#### Short task
Counting only lines that hold "body", give the total and nothing more.

#### Records shown
_ _ _ _ _

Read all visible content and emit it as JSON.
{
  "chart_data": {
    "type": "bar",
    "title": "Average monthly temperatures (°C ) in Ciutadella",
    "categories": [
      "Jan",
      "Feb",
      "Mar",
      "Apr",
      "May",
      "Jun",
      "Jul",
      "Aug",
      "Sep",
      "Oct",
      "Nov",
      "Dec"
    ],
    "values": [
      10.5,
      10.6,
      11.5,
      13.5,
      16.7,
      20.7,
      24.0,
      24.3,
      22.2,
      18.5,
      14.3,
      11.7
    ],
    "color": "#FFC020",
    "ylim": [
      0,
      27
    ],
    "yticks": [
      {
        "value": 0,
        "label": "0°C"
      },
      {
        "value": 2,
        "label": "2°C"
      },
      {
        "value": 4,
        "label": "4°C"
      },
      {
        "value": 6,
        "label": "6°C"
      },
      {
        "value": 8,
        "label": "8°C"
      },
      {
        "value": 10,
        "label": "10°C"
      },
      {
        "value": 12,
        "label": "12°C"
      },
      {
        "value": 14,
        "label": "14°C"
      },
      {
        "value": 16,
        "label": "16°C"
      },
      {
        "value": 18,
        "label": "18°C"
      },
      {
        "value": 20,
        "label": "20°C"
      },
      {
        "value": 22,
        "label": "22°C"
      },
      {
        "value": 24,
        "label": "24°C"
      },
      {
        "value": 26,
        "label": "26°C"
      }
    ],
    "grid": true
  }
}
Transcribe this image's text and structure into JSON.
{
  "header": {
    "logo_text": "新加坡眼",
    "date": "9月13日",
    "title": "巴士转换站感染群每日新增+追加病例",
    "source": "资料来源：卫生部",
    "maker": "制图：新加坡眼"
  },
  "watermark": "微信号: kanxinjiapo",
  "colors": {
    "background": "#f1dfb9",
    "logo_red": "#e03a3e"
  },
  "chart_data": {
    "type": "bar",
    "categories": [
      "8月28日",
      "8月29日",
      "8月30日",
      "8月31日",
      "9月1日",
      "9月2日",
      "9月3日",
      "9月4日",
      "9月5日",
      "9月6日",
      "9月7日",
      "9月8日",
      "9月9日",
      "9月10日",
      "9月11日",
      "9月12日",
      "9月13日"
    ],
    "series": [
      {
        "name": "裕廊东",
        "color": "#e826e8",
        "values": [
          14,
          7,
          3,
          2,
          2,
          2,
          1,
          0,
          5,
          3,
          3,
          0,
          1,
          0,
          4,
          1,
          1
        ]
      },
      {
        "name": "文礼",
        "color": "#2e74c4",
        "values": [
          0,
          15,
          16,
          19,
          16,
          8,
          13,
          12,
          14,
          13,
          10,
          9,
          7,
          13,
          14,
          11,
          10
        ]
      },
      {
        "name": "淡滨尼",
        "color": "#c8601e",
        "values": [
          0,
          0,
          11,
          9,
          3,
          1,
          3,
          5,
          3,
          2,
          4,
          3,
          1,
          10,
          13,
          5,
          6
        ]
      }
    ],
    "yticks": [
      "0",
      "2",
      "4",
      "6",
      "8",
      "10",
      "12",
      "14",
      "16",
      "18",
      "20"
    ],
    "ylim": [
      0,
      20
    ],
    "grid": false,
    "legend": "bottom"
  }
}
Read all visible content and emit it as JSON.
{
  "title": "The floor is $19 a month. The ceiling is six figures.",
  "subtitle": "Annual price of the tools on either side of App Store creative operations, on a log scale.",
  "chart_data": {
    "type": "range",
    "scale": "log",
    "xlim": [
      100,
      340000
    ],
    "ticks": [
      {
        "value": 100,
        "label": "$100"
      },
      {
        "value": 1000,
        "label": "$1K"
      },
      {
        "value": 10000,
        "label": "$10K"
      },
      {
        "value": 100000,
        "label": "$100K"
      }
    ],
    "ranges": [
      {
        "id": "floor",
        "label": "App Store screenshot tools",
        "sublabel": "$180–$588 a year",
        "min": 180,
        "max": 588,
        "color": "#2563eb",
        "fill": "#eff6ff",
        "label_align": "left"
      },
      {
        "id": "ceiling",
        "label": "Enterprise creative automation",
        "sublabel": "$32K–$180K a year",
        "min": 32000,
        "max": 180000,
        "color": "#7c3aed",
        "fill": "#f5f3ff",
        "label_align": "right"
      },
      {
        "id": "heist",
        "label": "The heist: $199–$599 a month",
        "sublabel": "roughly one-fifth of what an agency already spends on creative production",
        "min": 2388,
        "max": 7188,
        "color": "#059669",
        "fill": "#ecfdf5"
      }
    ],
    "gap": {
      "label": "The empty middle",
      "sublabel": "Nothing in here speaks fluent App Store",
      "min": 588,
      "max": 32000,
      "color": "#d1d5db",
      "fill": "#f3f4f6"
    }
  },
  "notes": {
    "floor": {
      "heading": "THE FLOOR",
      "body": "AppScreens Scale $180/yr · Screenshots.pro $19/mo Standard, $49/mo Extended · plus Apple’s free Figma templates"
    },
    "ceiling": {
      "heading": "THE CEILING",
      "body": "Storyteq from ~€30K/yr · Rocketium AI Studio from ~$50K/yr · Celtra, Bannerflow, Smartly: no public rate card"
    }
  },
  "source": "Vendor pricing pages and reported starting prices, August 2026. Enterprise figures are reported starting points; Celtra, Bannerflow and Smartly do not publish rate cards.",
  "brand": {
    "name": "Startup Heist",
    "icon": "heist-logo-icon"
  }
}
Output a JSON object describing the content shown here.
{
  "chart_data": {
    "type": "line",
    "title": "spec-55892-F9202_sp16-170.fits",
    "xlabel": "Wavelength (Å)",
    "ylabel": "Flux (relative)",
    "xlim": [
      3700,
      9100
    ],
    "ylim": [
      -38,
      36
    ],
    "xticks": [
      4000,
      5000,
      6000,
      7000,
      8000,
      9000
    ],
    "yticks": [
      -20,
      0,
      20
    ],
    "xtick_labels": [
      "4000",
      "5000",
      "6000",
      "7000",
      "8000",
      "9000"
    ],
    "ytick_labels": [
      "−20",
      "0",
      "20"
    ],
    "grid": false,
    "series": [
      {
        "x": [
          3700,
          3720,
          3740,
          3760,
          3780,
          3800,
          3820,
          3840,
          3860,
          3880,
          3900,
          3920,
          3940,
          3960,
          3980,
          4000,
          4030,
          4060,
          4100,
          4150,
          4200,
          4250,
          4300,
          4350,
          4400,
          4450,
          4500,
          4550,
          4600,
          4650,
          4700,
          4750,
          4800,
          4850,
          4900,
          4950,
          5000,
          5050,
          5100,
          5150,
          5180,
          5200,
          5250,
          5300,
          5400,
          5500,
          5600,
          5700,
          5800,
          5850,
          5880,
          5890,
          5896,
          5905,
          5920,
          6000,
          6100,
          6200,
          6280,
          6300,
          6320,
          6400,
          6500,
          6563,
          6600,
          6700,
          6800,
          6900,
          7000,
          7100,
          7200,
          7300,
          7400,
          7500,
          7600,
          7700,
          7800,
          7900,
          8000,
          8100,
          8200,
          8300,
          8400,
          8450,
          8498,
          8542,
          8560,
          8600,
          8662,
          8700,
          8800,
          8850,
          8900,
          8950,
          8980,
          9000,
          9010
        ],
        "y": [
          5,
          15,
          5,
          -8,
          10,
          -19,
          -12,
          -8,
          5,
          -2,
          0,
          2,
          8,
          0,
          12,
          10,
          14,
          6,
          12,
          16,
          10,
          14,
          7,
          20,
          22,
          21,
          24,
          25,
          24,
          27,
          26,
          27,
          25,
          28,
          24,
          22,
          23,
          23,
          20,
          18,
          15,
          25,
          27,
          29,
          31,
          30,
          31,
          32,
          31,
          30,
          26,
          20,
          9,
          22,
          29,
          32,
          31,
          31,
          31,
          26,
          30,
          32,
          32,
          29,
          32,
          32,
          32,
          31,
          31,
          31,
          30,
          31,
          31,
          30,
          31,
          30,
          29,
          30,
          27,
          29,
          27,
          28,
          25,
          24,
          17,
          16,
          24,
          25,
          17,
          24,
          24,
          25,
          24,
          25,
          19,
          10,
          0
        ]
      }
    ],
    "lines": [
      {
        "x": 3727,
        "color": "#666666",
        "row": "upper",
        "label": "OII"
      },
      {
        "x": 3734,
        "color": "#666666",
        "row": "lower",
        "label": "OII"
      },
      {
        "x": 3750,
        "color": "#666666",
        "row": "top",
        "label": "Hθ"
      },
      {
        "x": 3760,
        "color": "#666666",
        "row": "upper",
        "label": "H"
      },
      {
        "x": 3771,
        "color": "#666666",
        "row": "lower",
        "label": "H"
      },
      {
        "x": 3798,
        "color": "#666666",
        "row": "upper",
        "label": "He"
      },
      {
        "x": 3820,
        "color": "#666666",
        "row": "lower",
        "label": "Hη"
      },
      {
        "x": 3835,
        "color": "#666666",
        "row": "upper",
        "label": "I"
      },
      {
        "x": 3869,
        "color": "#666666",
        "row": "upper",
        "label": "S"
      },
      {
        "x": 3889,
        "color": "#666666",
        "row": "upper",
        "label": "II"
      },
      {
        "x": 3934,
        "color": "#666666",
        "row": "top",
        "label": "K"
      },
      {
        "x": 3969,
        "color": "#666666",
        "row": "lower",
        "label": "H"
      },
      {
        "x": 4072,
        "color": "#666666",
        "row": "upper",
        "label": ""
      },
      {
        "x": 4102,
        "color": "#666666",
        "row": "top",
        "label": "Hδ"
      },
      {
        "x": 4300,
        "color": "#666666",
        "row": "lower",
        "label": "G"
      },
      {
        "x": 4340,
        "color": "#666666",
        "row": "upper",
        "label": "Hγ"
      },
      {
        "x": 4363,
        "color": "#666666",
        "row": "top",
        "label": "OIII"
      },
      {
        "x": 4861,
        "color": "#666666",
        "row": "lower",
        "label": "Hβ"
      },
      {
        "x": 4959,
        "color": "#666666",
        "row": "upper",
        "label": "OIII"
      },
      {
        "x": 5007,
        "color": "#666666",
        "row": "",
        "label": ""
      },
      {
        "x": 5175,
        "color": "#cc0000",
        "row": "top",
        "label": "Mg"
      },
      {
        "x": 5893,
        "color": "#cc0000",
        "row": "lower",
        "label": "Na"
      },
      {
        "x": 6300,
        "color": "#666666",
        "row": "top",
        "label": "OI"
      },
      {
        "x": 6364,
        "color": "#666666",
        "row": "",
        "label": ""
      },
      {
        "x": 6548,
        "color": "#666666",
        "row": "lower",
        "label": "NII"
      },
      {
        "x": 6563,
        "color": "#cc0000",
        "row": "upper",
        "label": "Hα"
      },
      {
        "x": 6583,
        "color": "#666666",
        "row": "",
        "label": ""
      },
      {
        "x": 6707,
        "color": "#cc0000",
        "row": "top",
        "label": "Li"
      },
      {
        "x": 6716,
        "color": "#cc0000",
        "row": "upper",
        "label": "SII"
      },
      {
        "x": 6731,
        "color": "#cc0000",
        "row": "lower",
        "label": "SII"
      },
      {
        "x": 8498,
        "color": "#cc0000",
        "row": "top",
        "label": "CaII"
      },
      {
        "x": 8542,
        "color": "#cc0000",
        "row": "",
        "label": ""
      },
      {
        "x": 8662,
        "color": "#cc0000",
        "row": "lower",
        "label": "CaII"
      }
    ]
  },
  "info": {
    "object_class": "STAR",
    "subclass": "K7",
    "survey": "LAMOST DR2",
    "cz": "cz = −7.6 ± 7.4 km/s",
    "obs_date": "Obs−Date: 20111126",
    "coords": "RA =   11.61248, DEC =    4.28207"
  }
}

_ _ _ _ _

#### Solution
2